**** INFORMATION GIVEN ****
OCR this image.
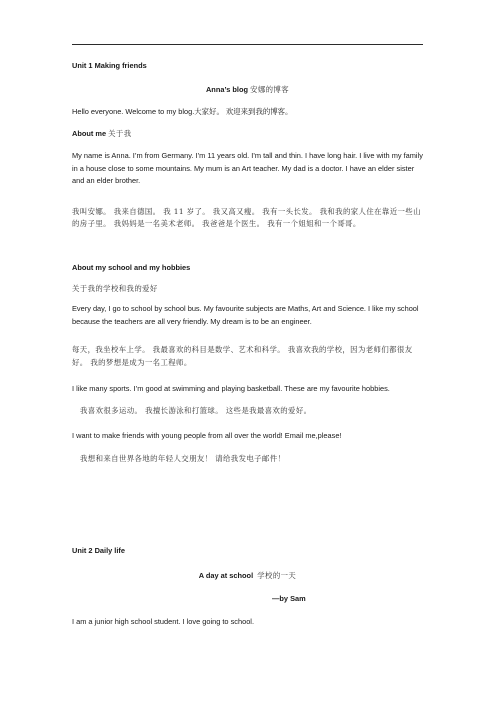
Unit 1 Making friends

Anna’s blog 安娜的博客

Hello everyone. Welcome to my blog.大家好。 欢迎来到我的博客。

About me 关于我

My name is Anna. I’m from Germany. I’m 11 years old. I’m tall and thin. I have long hair. I live with my family in a house close to some mountains. My mum is an Art teacher. My dad is a doctor. I have an elder sister and an elder brother.

我叫安娜。 我来自德国。 我 11 岁了。 我又高又瘦。 我有一头长发。 我和我的家人住在靠近一些山的房子里。 我妈妈是一名美术老师。 我爸爸是个医生。 我有一个姐姐和一个哥哥。

About my school and my hobbies

关于我的学校和我的爱好

Every day, I go to school by school bus. My favourite subjects are Maths, Art and Science. I like my school because the teachers are all very friendly. My dream is to be an engineer.

每天，我坐校车上学。 我最喜欢的科目是数学、艺术和科学。 我喜欢我的学校，因为老师们都很友好。 我的梦想是成为一名工程师。

I like many sports. I’m good at swimming and playing basketball. These are my favourite hobbies.

我喜欢很多运动。 我擅长游泳和打篮球。 这些是我最喜欢的爱好。

I want to make friends with young people from all over the world! Email me,please!

我想和来自世界各地的年轻人交朋友！ 请给我发电子邮件！

Unit 2 Daily life

A day at school 学校的一天

—by Sam

I am a junior high school student. I love going to school.
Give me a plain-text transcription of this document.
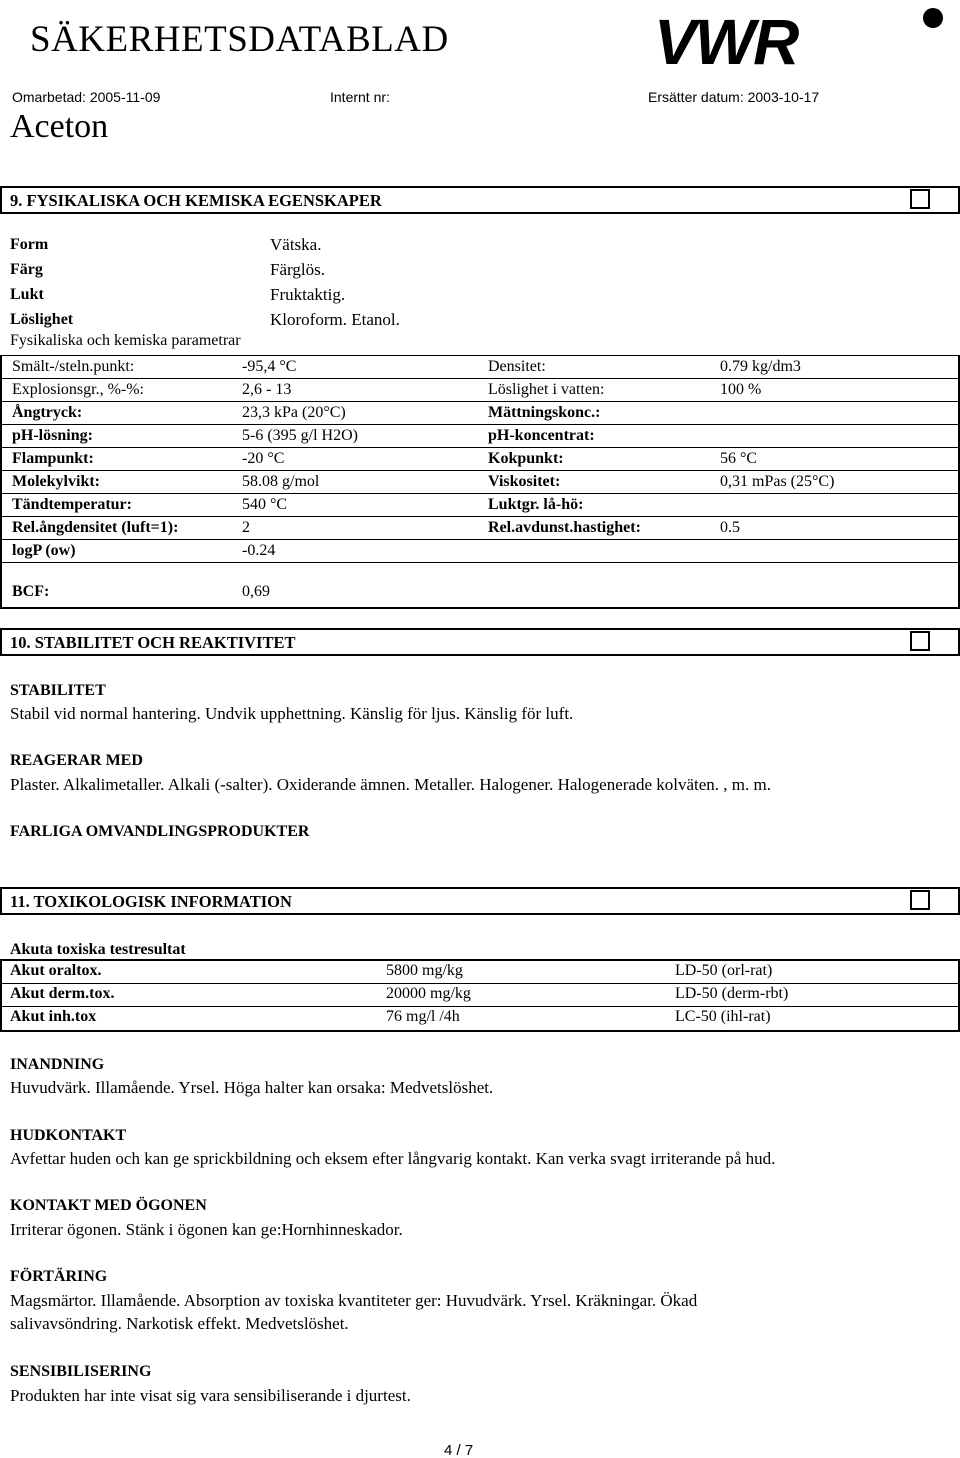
SÄKERHETSDATABLAD	VWR
Omarbetad: 2005-11-09	Internt nr:	Ersätter datum: 2003-10-17
Aceton
9. FYSIKALISKA OCH KEMISKA EGENSKAPER
Form	Vätska.
Färg	Färglös.
Lukt	Fruktaktig.
Löslighet	Kloroform. Etanol.
Fysikaliska och kemiska parametrar
Smält-/steln.punkt:	-95,4 °C	Densitet:	0.79 kg/dm3
Explosionsgr., %-%:	2,6 - 13	Löslighet i vatten:	100 %
Ångtryck:	23,3 kPa (20°C)	Mättningskonc.:
pH-lösning:	5-6 (395 g/l H2O)	pH-koncentrat:
Flampunkt:	-20 °C	Kokpunkt:	56 °C
Molekylvikt:	58.08 g/mol	Viskositet:	0,31 mPas (25°C)
Tändtemperatur:	540 °C	Luktgr. lå-hö:
Rel.ångdensitet (luft=1):	2	Rel.avdunst.hastighet:	0.5
logP (ow)	-0.24
BCF:	0,69
10. STABILITET OCH REAKTIVITET
STABILITET
Stabil vid normal hantering. Undvik upphettning. Känslig för ljus. Känslig för luft.
REAGERAR MED
Plaster. Alkalimetaller. Alkali (-salter). Oxiderande ämnen. Metaller. Halogener. Halogenerade kolväten. , m. m.
FARLIGA OMVANDLINGSPRODUKTER
11. TOXIKOLOGISK INFORMATION
Akuta toxiska testresultat
Akut oraltox.	5800 mg/kg	LD-50 (orl-rat)
Akut derm.tox.	20000 mg/kg	LD-50 (derm-rbt)
Akut inh.tox	76 mg/l /4h	LC-50 (ihl-rat)
INANDNING
Huvudvärk. Illamående. Yrsel. Höga halter kan orsaka: Medvetslöshet.
HUDKONTAKT
Avfettar huden och kan ge sprickbildning och eksem efter långvarig kontakt. Kan verka svagt irriterande på hud.
KONTAKT MED ÖGONEN
Irriterar ögonen. Stänk i ögonen kan ge:Hornhinneskador.
FÖRTÄRING
Magsmärtor. Illamående. Absorption av toxiska kvantiteter ger: Huvudvärk. Yrsel. Kräkningar. Ökad
salivavsöndring. Narkotisk effekt. Medvetslöshet.
SENSIBILISERING
Produkten har inte visat sig vara sensibiliserande i djurtest.
4 / 7
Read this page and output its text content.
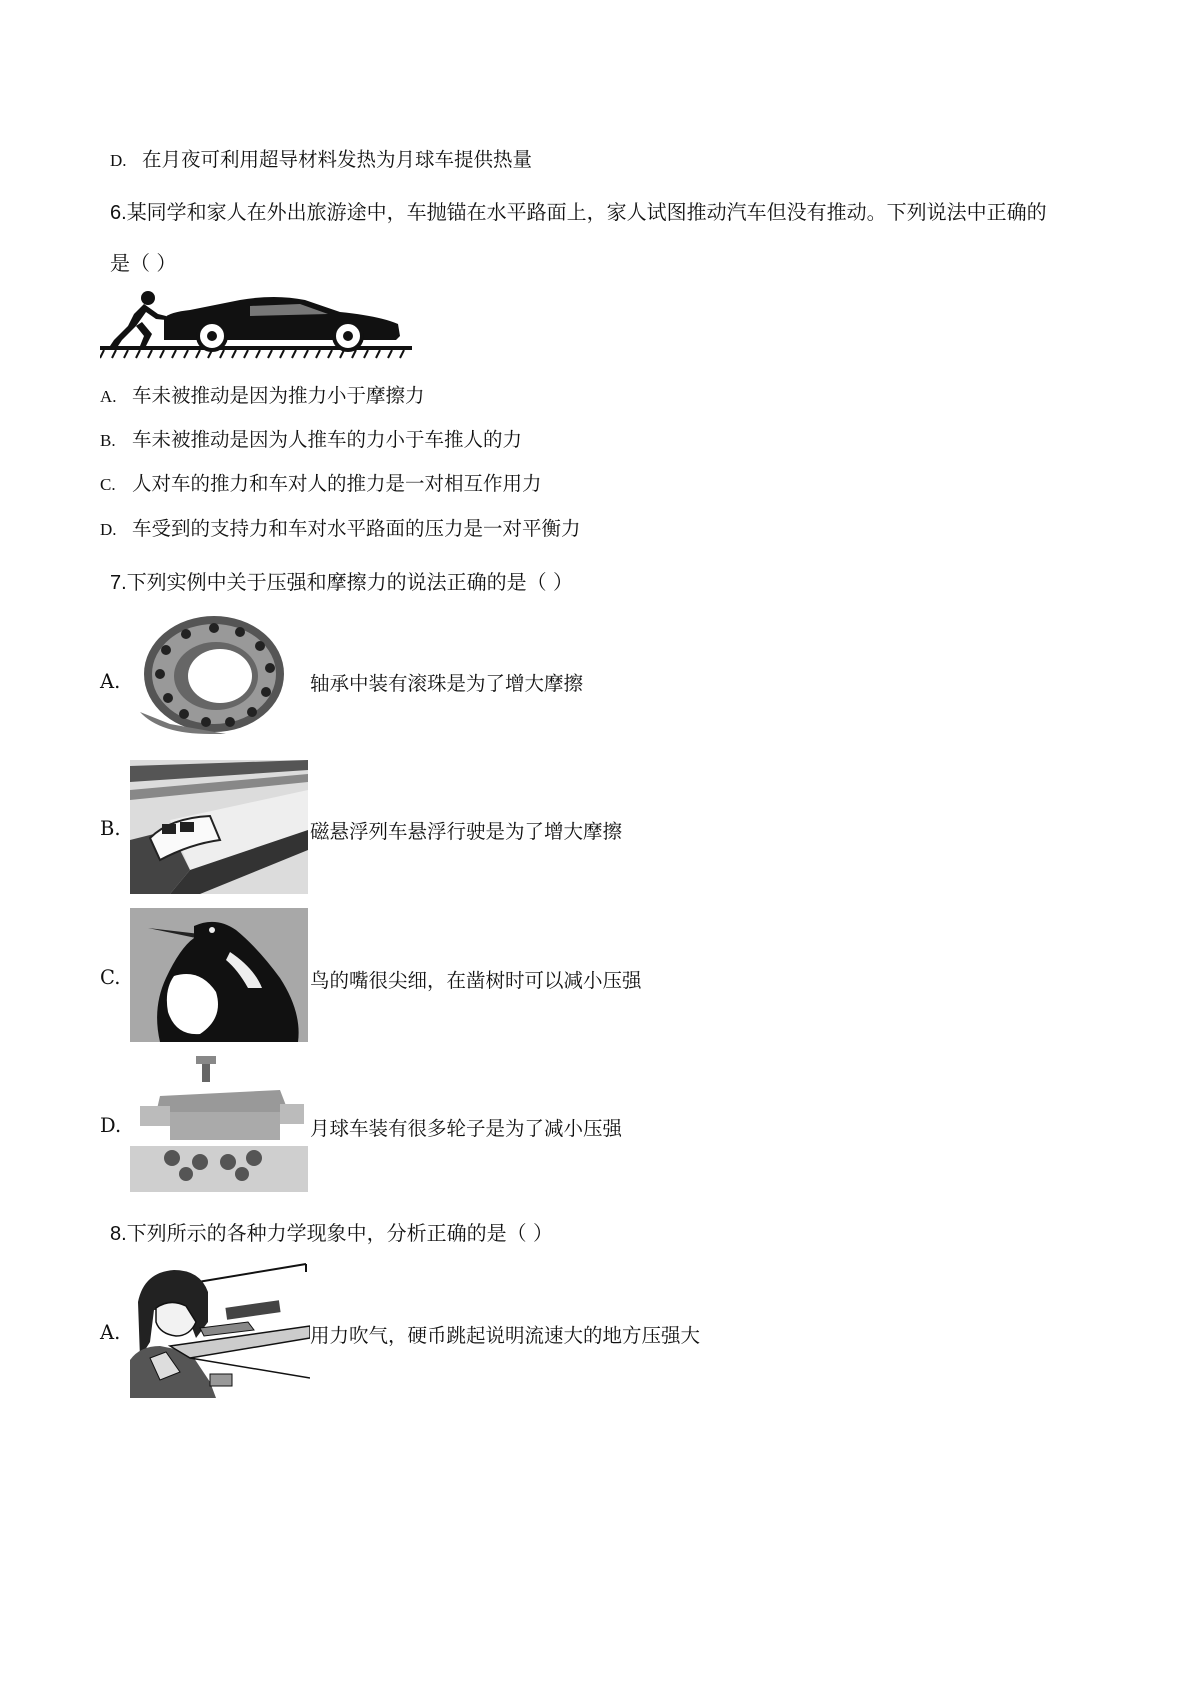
D. 在月夜可利用超导材料发热为月球车提供热量
6.某同学和家人在外出旅游途中，车抛锚在水平路面上，家人试图推动汽车但没有推动。下列说法中正确的
是（ ）
A. 车未被推动是因为推力小于摩擦力
B. 车未被推动是因为人推车的力小于车推人的力
C. 人对车的推力和车对人的推力是一对相互作用力
D. 车受到的支持力和车对水平路面的压力是一对平衡力
7.下列实例中关于压强和摩擦力的说法正确的是（ ）
A.	轴承中装有滚珠是为了增大摩擦
B.	磁悬浮列车悬浮行驶是为了增大摩擦
C.	鸟的嘴很尖细，在凿树时可以减小压强
D.	月球车装有很多轮子是为了减小压强
8.下列所示的各种力学现象中，分析正确的是（ ）
A.	用力吹气，硬币跳起说明流速大的地方压强大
****
Extract the entries in full, exactly as they are, minus the pictures.

OCR this image.
Unit 1 Making friends

Anna’s blog 安娜的博客

Hello everyone. Welcome to my blog.大家好。 欢迎来到我的博客。

About me 关于我

My name is Anna. I’m from Germany. I’m 11 years old. I’m tall and thin. I have long hair. I live with my family in a house close to some mountains. My mum is an Art teacher. My dad is a doctor. I have an elder sister and an elder brother.

我叫安娜。 我来自德国。 我 11 岁了。 我又高又瘦。 我有一头长发。 我和我的家人住在靠近一些山的房子里。 我妈妈是一名美术老师。 我爸爸是个医生。 我有一个姐姐和一个哥哥。

About my school and my hobbies

关于我的学校和我的爱好

Every day, I go to school by school bus. My favourite subjects are Maths, Art and Science. I like my school because the teachers are all very friendly. My dream is to be an engineer.

每天，我坐校车上学。 我最喜欢的科目是数学、艺术和科学。 我喜欢我的学校，因为老师们都很友好。 我的梦想是成为一名工程师。

I like many sports. I’m good at swimming and playing basketball. These are my favourite hobbies.

我喜欢很多运动。 我擅长游泳和打篮球。 这些是我最喜欢的爱好。

I want to make friends with young people from all over the world! Email me,please!

我想和来自世界各地的年轻人交朋友！ 请给我发电子邮件！

Unit 2 Daily life

A day at school 学校的一天

—by Sam

I am a junior high school student. I love going to school.
Give me a plain-text transcription of this document.
SÄKERHETSDATABLAD	VWR
Omarbetad: 2005-11-09	Internt nr:	Ersätter datum: 2003-10-17
Aceton
9. FYSIKALISKA OCH KEMISKA EGENSKAPER
Form	Vätska.
Färg	Färglös.
Lukt	Fruktaktig.
Löslighet	Kloroform. Etanol.
Fysikaliska och kemiska parametrar
Smält-/steln.punkt:	-95,4 °C	Densitet:	0.79 kg/dm3
Explosionsgr., %-%:	2,6 - 13	Löslighet i vatten:	100 %
Ångtryck:	23,3 kPa (20°C)	Mättningskonc.:
pH-lösning:	5-6 (395 g/l H2O)	pH-koncentrat:
Flampunkt:	-20 °C	Kokpunkt:	56 °C
Molekylvikt:	58.08 g/mol	Viskositet:	0,31 mPas (25°C)
Tändtemperatur:	540 °C	Luktgr. lå-hö:
Rel.ångdensitet (luft=1):	2	Rel.avdunst.hastighet:	0.5
logP (ow)	-0.24
BCF:	0,69
10. STABILITET OCH REAKTIVITET
STABILITET
Stabil vid normal hantering. Undvik upphettning. Känslig för ljus. Känslig för luft.
REAGERAR MED
Plaster. Alkalimetaller. Alkali (-salter). Oxiderande ämnen. Metaller. Halogener. Halogenerade kolväten. , m. m.
FARLIGA OMVANDLINGSPRODUKTER
11. TOXIKOLOGISK INFORMATION
Akuta toxiska testresultat
Akut oraltox.	5800 mg/kg	LD-50 (orl-rat)
Akut derm.tox.	20000 mg/kg	LD-50 (derm-rbt)
Akut inh.tox	76 mg/l /4h	LC-50 (ihl-rat)
INANDNING
Huvudvärk. Illamående. Yrsel. Höga halter kan orsaka: Medvetslöshet.
HUDKONTAKT
Avfettar huden och kan ge sprickbildning och eksem efter långvarig kontakt. Kan verka svagt irriterande på hud.
KONTAKT MED ÖGONEN
Irriterar ögonen. Stänk i ögonen kan ge:Hornhinneskador.
FÖRTÄRING
Magsmärtor. Illamående. Absorption av toxiska kvantiteter ger: Huvudvärk. Yrsel. Kräkningar. Ökad
salivavsöndring. Narkotisk effekt. Medvetslöshet.
SENSIBILISERING
Produkten har inte visat sig vara sensibiliserande i djurtest.
4 / 7
Read this page and output its text content.
D. 在月夜可利用超导材料发热为月球车提供热量
6.某同学和家人在外出旅游途中，车抛锚在水平路面上，家人试图推动汽车但没有推动。下列说法中正确的
是（ ）
A. 车未被推动是因为推力小于摩擦力
B. 车未被推动是因为人推车的力小于车推人的力
C. 人对车的推力和车对人的推力是一对相互作用力
D. 车受到的支持力和车对水平路面的压力是一对平衡力
7.下列实例中关于压强和摩擦力的说法正确的是（ ）
A.	轴承中装有滚珠是为了增大摩擦
B.	磁悬浮列车悬浮行驶是为了增大摩擦
C.	鸟的嘴很尖细，在凿树时可以减小压强
D.	月球车装有很多轮子是为了减小压强
8.下列所示的各种力学现象中，分析正确的是（ ）
A.	用力吹气，硬币跳起说明流速大的地方压强大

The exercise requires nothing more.